━━━ PAGE EXCERPT
A different problem is the Minimum Dominating Set of Queens Problem:
Find the minimum number of queens needed such that they dominate each square.Here dominate means: either a square is under attack by at least one queen, or it is occupied by a queen.
To develop is Mixed Integer Programming model, we introduce the familiar binary variables
\[x_{i,j} = \begin{cases} 1 & \text{if square \((i,j)\) is occupied by a queen}\\ 0 & \text{otherwise}\end{cases}\]
A square \((i,j)\) is dominated if:
- \(x_{i,j}=1\): a queen is located here. This case will be covered by the following other cases, so we don't have to worry about this.
- There is a queen in row \(i\): \[\sum_{j'} x_{i,j'} \ge 1\]
- There is a queen in column \(j\):\[\sum_{i'} x_{i',j} \ge 1\]
- There is a queen in the same diagonal. The diagonal is described by \((i',j')\) such that \(i'-j'=i-j\). So we have: \[\sum_{i',j'|i'-j'=i-j} x_{i',j'}\ge 1\]
- There is a queen in the same anti-diagonal. The anti-diagonal is described by \((i',j')\) such that \(i'+j'=i+j\). So we have: \[\sum_{i',j'|i'+j'=i+j} x_{i',j'}\ge 1\]
We can write these conditions in one big constraint. So we can write:
| Dominated Queens Problem |
|---|
| \[\begin{align}\min& \>\color{DarkRed}z=\sum_{i,j} \color{DarkRed} x_{i,j}\\ & \sum_{j'} \color{DarkRed}x_{i,j'} + \sum_{i'} \color{DarkRed}x_{i',j} + \sum_{i',j'|i'-j'=i-j} \color{DarkRed}x_{i',j'} +\sum_{i',j'|i'+j'=i+j} \color{DarkRed}x_{i',j'} \ge 1 && \forall i,j \\ & \color{DarkRed}x_{i,j}\in\{0,1\} \end{align}\] |
For an \(8\times 8\) board, we need 5 queens:
Note that this formulation actually does a bit of double counting. E.g. when we look at the constraint for cell \((2,3)\) we see:
e(2,3).. x(1,2) + x(1,3) + x(1,4) + x(2,1) + x(2,2) +4*x(2,3) + x(2,4)
━━━━━━
━━━ RECORDED INFORMATION
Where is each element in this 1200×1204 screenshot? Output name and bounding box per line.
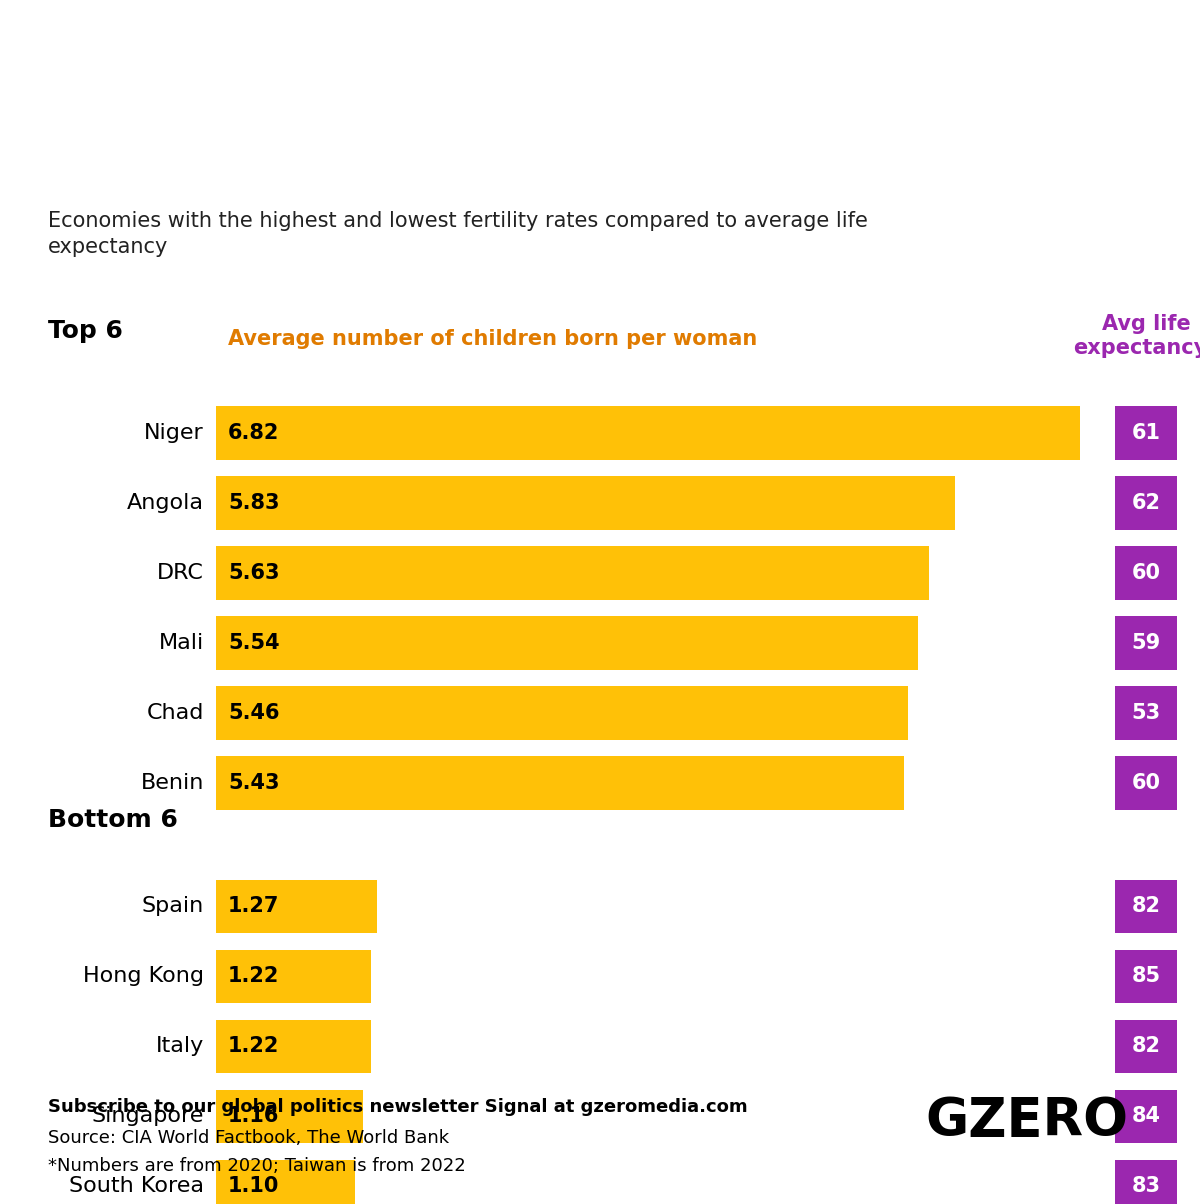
━━━━━━
**REQUESTS:**
A: Answer these from the excerpt on dominating queens:
(i) Besides being occupied by a queen, what else makes a square dominated?
(ii) How many queens does an 8×8 board need?
(iii) In the constraint for cell (2,3), what coefficient does x(2,3) get?
B: From the excerpt on dominating queens, write out the passage that begins at the words "To develop is" and ends after the words "worry about this.".

**ANSWERS IN ORDER:**
A:
(i) Being under attack by at least one queen.
(ii) 5.
(iii) 4.

B:
To develop is Mixed Integer Programming model, we introduce the familiar binary variables
\[x_{i,j} = \begin{cases} 1 & \text{if square \((i,j)\) is occupied by a queen}\\ 0 & \text{otherwise}\end{cases}\]
A square \((i,j)\) is dominated if:
- \(x_{i,j}=1\): a queen is located here. This case will be covered by the following other cases, so we don't have to worry about this.